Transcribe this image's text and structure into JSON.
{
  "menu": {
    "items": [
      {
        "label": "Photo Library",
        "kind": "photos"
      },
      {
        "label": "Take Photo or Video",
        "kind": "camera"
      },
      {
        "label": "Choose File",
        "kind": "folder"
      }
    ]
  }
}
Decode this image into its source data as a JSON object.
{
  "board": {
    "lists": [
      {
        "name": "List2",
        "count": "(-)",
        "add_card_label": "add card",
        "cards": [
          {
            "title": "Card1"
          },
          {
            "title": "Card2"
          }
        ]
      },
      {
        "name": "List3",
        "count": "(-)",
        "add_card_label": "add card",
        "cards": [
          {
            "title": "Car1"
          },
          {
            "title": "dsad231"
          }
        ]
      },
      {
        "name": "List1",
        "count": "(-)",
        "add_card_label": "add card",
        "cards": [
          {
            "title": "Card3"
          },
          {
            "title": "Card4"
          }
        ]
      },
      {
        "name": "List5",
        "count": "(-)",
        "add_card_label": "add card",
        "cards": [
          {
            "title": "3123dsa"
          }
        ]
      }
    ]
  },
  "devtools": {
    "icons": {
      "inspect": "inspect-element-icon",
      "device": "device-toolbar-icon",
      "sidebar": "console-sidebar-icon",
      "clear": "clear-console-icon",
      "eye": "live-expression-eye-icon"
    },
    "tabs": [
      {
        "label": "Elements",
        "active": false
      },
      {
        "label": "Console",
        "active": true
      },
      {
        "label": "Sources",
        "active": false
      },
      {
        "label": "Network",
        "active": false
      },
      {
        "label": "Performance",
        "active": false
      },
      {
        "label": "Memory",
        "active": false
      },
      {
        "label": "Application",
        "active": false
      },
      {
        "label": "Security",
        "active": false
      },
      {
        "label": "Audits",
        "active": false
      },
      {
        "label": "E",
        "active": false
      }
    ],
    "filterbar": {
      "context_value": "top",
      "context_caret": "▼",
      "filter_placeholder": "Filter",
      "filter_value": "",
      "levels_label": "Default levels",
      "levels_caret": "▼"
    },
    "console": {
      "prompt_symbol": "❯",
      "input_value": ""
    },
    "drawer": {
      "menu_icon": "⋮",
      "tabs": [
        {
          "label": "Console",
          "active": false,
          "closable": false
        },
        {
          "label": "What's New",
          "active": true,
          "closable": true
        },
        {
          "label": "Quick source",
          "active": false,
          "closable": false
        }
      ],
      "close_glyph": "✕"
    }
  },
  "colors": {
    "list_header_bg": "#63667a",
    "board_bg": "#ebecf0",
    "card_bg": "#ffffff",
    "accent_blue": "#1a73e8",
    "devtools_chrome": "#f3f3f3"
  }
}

## [THE EXERCISE]
Copy each line that holds the word "title".

## [OUTPUT]
            "title": "Card1"
            "title": "Card2"
            "title": "Car1"
            "title": "dsad231"
            "title": "Card3"
            "title": "Card4"
            "title": "3123dsa"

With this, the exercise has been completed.